And most of the rest of us would say the same. Maybe most of the rest of us, though, could take some time to check out interfaith groups such the International Association for Religious Freedom or United Religions Initiative, or local organizations such as the San Francisco Interfaith Council (local interfaith groups exist throughout the country), which offer a chance to learn about other faiths and get to know the mostly peace-loving people who follow other traditions. In all probability, there will be times ahead when some badly-misled person will shout “Allahu Akbar” before blowing himself or herself to smithereens, or some deranged person will commit violence (witness the killer of abortion Dr. George Tiller claiming his religious convictions justified the act) in the name of some abused diety. But a little interfaith understanding could go a long way in today’s super-suspicious world.
Rabbi Greenberg, the boy’s rabbi, had some advice for future flights.
“I would suggest, pray on the plane and put the tefillin on later on,” he said.
Jewish Teenager’s Tefillin Diverts a US Airways Flight – NYTimes.com.
I would also like to add that when the author calls out comments that are as hate filled as Savio’s against people like me, then no wonder we are having problems today.
And both points of view, unfortunately popular, get the press. Which is why I keep mounting this soapbox that says, Please just back off, folks, and try to get to know each other so we can — dare we consider? — peacefully coexist.
Forgive my snarkiness–I see we agree. Yes, those two extremes dictate the dialogue. I wish I knew why.

> **Work to do**:
1. Condense the paragraph of the interfaith excerpt that begins "And most of the rest of us would say the same" into a shorter version, keeping its main facts.
2. Print the stretch of the interfaith excerpt from "Rabbi Greenberg, the" through "consider? — peacefully coexist.".
None of the entries that follow are needed for this work.

> **Material**:
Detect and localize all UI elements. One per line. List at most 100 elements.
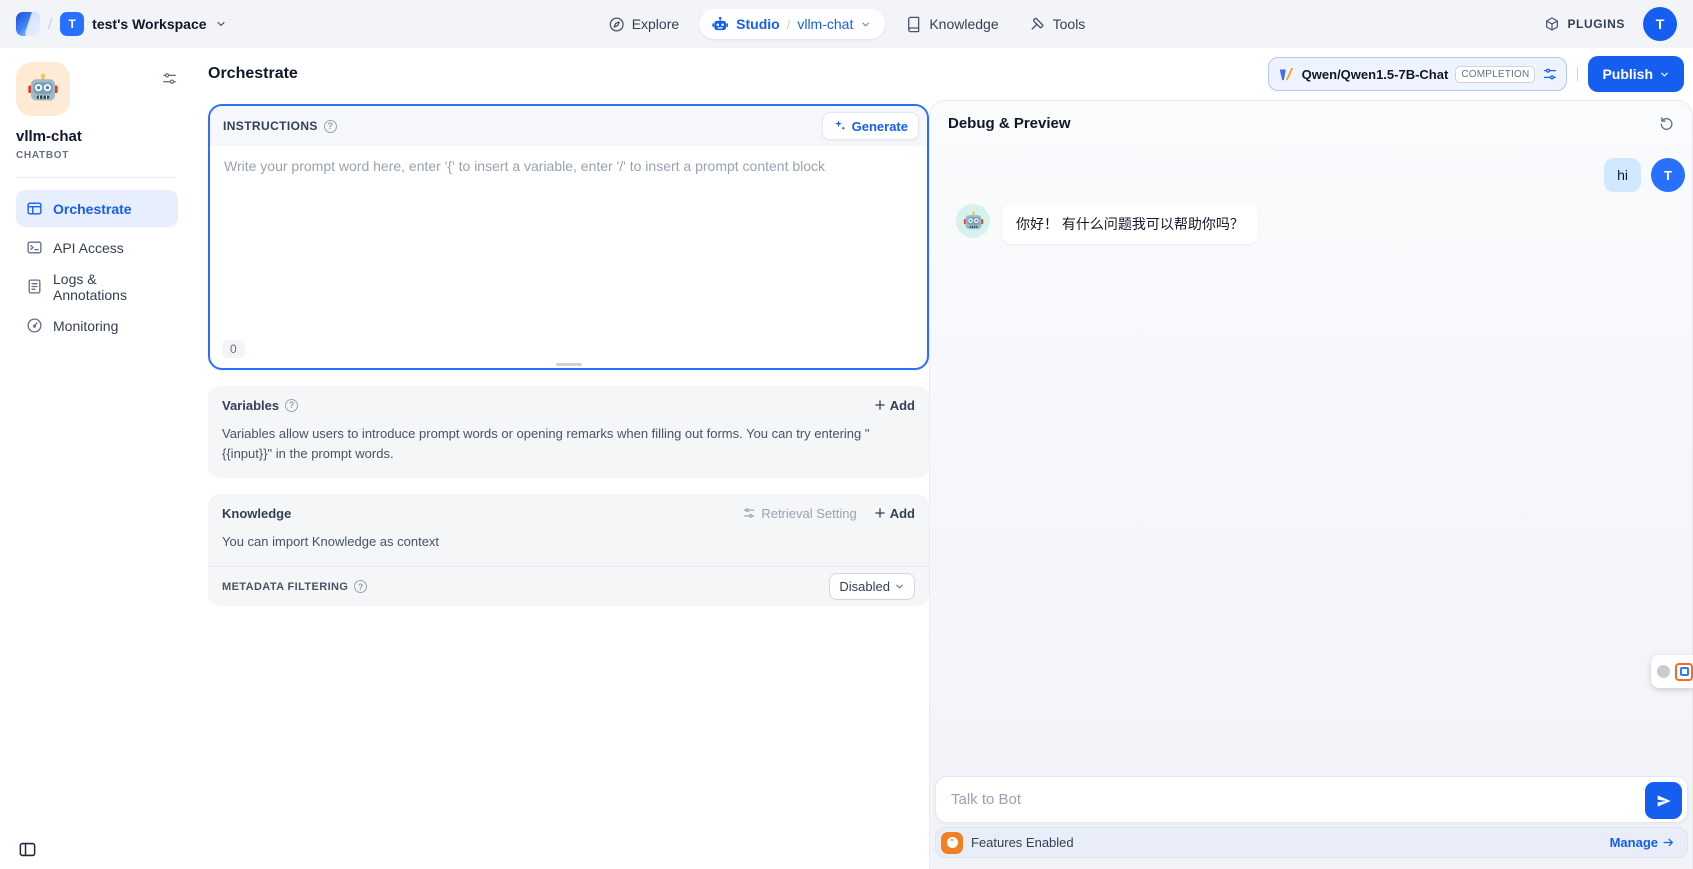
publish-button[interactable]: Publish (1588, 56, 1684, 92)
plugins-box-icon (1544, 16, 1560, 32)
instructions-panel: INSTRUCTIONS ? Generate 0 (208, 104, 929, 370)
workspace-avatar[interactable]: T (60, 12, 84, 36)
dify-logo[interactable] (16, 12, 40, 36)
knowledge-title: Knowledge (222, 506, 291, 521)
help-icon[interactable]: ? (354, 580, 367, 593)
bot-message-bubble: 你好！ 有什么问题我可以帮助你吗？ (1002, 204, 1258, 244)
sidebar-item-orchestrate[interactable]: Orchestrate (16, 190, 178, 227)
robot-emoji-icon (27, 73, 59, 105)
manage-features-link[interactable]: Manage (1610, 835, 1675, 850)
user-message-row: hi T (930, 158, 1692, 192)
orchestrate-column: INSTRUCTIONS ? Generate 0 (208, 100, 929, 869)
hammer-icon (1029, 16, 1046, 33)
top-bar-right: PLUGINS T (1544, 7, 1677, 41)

> **Set of answers**:
1. Most people could spend some time exploring interfaith groups. Examples include the International Association for Religious Freedom, United Religions Initiative, and local organizations like the San Francisco Interfaith Council, and such local groups exist nationwide. These groups let people learn about other faiths and meet their mostly peace-loving followers. Misled or deranged people will probably still commit violence in religion's name, as when the killer of Dr. George Tiller claimed his religious convictions justified it. Still, some interfaith understanding could go a long way in today's super-suspicious world.

2.
Rabbi Greenberg, the boy’s rabbi, had some advice for future flights.
“I would suggest, pray on the plane and put the tefillin on later on,” he said.
Jewish Teenager’s Tefillin Diverts a US Airways Flight – NYTimes.com.
I would also like to add that when the author calls out comments that are as hate filled as Savio’s against people like me, then no wonder we are having problems today.
And both points of view, unfortunately popular, get the press. Which is why I keep mounting this soapbox that says, Please just back off, folks, and try to get to know each other so we can — dare we consider? — peacefully coexist.